═══ SOURCE DATA

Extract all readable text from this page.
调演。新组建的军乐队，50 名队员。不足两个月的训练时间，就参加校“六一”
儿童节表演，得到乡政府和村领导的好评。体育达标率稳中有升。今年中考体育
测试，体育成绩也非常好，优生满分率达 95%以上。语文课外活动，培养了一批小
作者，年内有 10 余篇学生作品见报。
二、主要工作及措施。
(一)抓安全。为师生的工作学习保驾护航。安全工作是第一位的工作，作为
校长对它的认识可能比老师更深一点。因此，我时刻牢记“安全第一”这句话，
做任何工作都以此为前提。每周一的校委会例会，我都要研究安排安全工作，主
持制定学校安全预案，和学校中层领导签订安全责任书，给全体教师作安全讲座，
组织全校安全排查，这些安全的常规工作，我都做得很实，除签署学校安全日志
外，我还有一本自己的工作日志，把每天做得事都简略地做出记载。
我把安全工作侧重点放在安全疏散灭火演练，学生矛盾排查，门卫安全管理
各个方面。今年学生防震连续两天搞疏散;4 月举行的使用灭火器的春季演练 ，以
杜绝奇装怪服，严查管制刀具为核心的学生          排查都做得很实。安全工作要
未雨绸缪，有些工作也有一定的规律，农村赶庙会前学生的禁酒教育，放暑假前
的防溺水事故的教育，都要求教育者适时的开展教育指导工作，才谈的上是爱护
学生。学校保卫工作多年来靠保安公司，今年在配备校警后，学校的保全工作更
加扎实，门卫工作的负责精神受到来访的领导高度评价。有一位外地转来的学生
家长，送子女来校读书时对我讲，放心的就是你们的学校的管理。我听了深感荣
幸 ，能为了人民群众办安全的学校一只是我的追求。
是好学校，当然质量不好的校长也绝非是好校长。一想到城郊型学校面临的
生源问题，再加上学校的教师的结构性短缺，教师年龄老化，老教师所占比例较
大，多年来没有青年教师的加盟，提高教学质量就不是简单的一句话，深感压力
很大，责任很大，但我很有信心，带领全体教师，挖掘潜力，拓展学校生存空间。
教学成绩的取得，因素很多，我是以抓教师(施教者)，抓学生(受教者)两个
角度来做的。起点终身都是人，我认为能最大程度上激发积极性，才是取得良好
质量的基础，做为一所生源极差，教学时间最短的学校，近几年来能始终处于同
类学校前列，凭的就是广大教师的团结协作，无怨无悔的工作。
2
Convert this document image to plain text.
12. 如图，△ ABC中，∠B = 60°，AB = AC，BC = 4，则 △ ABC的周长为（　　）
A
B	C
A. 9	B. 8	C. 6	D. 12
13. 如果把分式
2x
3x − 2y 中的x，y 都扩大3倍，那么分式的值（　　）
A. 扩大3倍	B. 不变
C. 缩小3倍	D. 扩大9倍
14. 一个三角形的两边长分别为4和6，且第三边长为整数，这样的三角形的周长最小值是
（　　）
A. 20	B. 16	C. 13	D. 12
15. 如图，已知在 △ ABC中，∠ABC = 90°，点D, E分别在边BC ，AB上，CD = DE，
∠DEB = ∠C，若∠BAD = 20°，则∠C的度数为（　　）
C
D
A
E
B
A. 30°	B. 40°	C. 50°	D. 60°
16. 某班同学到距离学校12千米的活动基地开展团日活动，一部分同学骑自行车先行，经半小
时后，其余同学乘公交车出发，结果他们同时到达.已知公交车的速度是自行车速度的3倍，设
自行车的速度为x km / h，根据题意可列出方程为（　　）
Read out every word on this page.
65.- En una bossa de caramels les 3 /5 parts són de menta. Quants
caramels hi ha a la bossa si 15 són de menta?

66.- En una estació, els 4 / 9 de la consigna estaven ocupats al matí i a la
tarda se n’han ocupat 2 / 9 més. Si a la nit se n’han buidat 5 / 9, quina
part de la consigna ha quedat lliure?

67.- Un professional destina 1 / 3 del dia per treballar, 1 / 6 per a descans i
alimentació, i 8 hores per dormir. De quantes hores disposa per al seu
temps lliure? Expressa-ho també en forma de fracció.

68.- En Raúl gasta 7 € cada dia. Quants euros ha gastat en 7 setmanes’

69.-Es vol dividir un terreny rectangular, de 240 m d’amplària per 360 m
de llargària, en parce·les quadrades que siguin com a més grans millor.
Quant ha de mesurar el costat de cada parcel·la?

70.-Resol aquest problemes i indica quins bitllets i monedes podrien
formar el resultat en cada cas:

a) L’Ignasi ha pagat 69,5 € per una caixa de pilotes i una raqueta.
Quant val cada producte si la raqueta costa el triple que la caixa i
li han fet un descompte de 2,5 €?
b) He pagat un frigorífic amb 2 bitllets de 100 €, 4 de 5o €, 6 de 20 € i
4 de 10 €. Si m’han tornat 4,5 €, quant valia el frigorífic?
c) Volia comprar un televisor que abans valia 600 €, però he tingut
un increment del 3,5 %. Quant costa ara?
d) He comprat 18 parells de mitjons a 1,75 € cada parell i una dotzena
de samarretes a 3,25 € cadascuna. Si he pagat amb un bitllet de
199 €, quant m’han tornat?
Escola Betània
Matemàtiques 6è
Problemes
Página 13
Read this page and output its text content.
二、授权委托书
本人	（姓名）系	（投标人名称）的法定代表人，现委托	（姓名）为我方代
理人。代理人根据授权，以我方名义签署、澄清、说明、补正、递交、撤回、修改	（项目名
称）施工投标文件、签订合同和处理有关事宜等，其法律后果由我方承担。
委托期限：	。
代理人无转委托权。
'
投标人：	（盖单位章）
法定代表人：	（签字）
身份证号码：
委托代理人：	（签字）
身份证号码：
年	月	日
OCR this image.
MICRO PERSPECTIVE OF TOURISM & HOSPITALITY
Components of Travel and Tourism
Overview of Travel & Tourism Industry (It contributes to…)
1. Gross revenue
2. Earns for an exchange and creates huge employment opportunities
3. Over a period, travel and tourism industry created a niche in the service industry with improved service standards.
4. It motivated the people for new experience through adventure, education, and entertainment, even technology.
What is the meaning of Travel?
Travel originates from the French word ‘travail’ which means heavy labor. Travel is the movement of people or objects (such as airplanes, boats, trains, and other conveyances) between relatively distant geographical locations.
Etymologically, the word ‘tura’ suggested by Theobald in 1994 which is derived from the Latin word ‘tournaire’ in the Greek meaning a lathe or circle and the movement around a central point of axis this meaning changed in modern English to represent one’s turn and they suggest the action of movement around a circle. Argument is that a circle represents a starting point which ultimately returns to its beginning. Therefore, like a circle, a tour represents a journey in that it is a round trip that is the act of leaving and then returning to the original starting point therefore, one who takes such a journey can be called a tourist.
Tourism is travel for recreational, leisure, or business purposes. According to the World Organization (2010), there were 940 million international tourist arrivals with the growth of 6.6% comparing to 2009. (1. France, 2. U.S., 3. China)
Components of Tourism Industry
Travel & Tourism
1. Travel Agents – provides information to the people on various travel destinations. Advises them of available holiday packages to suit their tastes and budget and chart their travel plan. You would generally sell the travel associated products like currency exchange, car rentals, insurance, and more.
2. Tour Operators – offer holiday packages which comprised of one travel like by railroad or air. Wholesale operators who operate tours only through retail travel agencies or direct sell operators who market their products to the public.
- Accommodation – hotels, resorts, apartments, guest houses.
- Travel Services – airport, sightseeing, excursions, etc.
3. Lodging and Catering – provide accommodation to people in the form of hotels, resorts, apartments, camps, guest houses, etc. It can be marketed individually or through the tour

══════

• [GOAL] Your task is to give the records above again, exactly.

• [EXERCISE SOLUTION]
Extract all readable text from this page.
调演。新组建的军乐队，50 名队员。不足两个月的训练时间，就参加校“六一”
儿童节表演，得到乡政府和村领导的好评。体育达标率稳中有升。今年中考体育
测试，体育成绩也非常好，优生满分率达 95%以上。语文课外活动，培养了一批小
作者，年内有 10 余篇学生作品见报。
二、主要工作及措施。
(一)抓安全。为师生的工作学习保驾护航。安全工作是第一位的工作，作为
校长对它的认识可能比老师更深一点。因此，我时刻牢记“安全第一”这句话，
做任何工作都以此为前提。每周一的校委会例会，我都要研究安排安全工作，主
持制定学校安全预案，和学校中层领导签订安全责任书，给全体教师作安全讲座，
组织全校安全排查，这些安全的常规工作，我都做得很实，除签署学校安全日志
外，我还有一本自己的工作日志，把每天做得事都简略地做出记载。
我把安全工作侧重点放在安全疏散灭火演练，学生矛盾排查，门卫安全管理
各个方面。今年学生防震连续两天搞疏散;4 月举行的使用灭火器的春季演练 ，以
杜绝奇装怪服，严查管制刀具为核心的学生          排查都做得很实。安全工作要
未雨绸缪，有些工作也有一定的规律，农村赶庙会前学生的禁酒教育，放暑假前
的防溺水事故的教育，都要求教育者适时的开展教育指导工作，才谈的上是爱护
学生。学校保卫工作多年来靠保安公司，今年在配备校警后，学校的保全工作更
加扎实，门卫工作的负责精神受到来访的领导高度评价。有一位外地转来的学生
家长，送子女来校读书时对我讲，放心的就是你们的学校的管理。我听了深感荣
幸 ，能为了人民群众办安全的学校一只是我的追求。
是好学校，当然质量不好的校长也绝非是好校长。一想到城郊型学校面临的
生源问题，再加上学校的教师的结构性短缺，教师年龄老化，老教师所占比例较
大，多年来没有青年教师的加盟，提高教学质量就不是简单的一句话，深感压力
很大，责任很大，但我很有信心，带领全体教师，挖掘潜力，拓展学校生存空间。
教学成绩的取得，因素很多，我是以抓教师(施教者)，抓学生(受教者)两个
角度来做的。起点终身都是人，我认为能最大程度上激发积极性，才是取得良好
质量的基础，做为一所生源极差，教学时间最短的学校，近几年来能始终处于同
类学校前列，凭的就是广大教师的团结协作，无怨无悔的工作。
2
Convert this document image to plain text.
12. 如图，△ ABC中，∠B = 60°，AB = AC，BC = 4，则 △ ABC的周长为（　　）
A
B	C
A. 9	B. 8	C. 6	D. 12
13. 如果把分式
2x
3x − 2y 中的x，y 都扩大3倍，那么分式的值（　　）
A. 扩大3倍	B. 不变
C. 缩小3倍	D. 扩大9倍
14. 一个三角形的两边长分别为4和6，且第三边长为整数，这样的三角形的周长最小值是
（　　）
A. 20	B. 16	C. 13	D. 12
15. 如图，已知在 △ ABC中，∠ABC = 90°，点D, E分别在边BC ，AB上，CD = DE，
∠DEB = ∠C，若∠BAD = 20°，则∠C的度数为（　　）
C
D
A
E
B
A. 30°	B. 40°	C. 50°	D. 60°
16. 某班同学到距离学校12千米的活动基地开展团日活动，一部分同学骑自行车先行，经半小
时后，其余同学乘公交车出发，结果他们同时到达.已知公交车的速度是自行车速度的3倍，设
自行车的速度为x km / h，根据题意可列出方程为（　　）
Read out every word on this page.
65.- En una bossa de caramels les 3 /5 parts són de menta. Quants
caramels hi ha a la bossa si 15 són de menta?

66.- En una estació, els 4 / 9 de la consigna estaven ocupats al matí i a la
tarda se n’han ocupat 2 / 9 més. Si a la nit se n’han buidat 5 / 9, quina
part de la consigna ha quedat lliure?

67.- Un professional destina 1 / 3 del dia per treballar, 1 / 6 per a descans i
alimentació, i 8 hores per dormir. De quantes hores disposa per al seu
temps lliure? Expressa-ho també en forma de fracció.

68.- En Raúl gasta 7 € cada dia. Quants euros ha gastat en 7 setmanes’

69.-Es vol dividir un terreny rectangular, de 240 m d’amplària per 360 m
de llargària, en parce·les quadrades que siguin com a més grans millor.
Quant ha de mesurar el costat de cada parcel·la?

70.-Resol aquest problemes i indica quins bitllets i monedes podrien
formar el resultat en cada cas:

a) L’Ignasi ha pagat 69,5 € per una caixa de pilotes i una raqueta.
Quant val cada producte si la raqueta costa el triple que la caixa i
li han fet un descompte de 2,5 €?
b) He pagat un frigorífic amb 2 bitllets de 100 €, 4 de 5o €, 6 de 20 € i
4 de 10 €. Si m’han tornat 4,5 €, quant valia el frigorífic?
c) Volia comprar un televisor que abans valia 600 €, però he tingut
un increment del 3,5 %. Quant costa ara?
d) He comprat 18 parells de mitjons a 1,75 € cada parell i una dotzena
de samarretes a 3,25 € cadascuna. Si he pagat amb un bitllet de
199 €, quant m’han tornat?
Escola Betània
Matemàtiques 6è
Problemes
Página 13
Read this page and output its text content.
二、授权委托书
本人	（姓名）系	（投标人名称）的法定代表人，现委托	（姓名）为我方代
理人。代理人根据授权，以我方名义签署、澄清、说明、补正、递交、撤回、修改	（项目名
称）施工投标文件、签订合同和处理有关事宜等，其法律后果由我方承担。
委托期限：	。
代理人无转委托权。
'
投标人：	（盖单位章）
法定代表人：	（签字）
身份证号码：
委托代理人：	（签字）
身份证号码：
年	月	日
OCR this image.
MICRO PERSPECTIVE OF TOURISM & HOSPITALITY
Components of Travel and Tourism
Overview of Travel & Tourism Industry (It contributes to…)
1. Gross revenue
2. Earns for an exchange and creates huge employment opportunities
3. Over a period, travel and tourism industry created a niche in the service industry with improved service standards.
4. It motivated the people for new experience through adventure, education, and entertainment, even technology.
What is the meaning of Travel?
Travel originates from the French word ‘travail’ which means heavy labor. Travel is the movement of people or objects (such as airplanes, boats, trains, and other conveyances) between relatively distant geographical locations.
Etymologically, the word ‘tura’ suggested by Theobald in 1994 which is derived from the Latin word ‘tournaire’ in the Greek meaning a lathe or circle and the movement around a central point of axis this meaning changed in modern English to represent one’s turn and they suggest the action of movement around a circle. Argument is that a circle represents a starting point which ultimately returns to its beginning. Therefore, like a circle, a tour represents a journey in that it is a round trip that is the act of leaving and then returning to the original starting point therefore, one who takes such a journey can be called a tourist.
Tourism is travel for recreational, leisure, or business purposes. According to the World Organization (2010), there were 940 million international tourist arrivals with the growth of 6.6% comparing to 2009. (1. France, 2. U.S., 3. China)
Components of Tourism Industry
Travel & Tourism
1. Travel Agents – provides information to the people on various travel destinations. Advises them of available holiday packages to suit their tastes and budget and chart their travel plan. You would generally sell the travel associated products like currency exchange, car rentals, insurance, and more.
2. Tour Operators – offer holiday packages which comprised of one travel like by railroad or air. Wholesale operators who operate tours only through retail travel agencies or direct sell operators who market their products to the public.
- Accommodation – hotels, resorts, apartments, guest houses.
- Travel Services – airport, sightseeing, excursions, etc.
3. Lodging and Catering – provide accommodation to people in the form of hotels, resorts, apartments, camps, guest houses, etc. It can be marketed individually or through the tour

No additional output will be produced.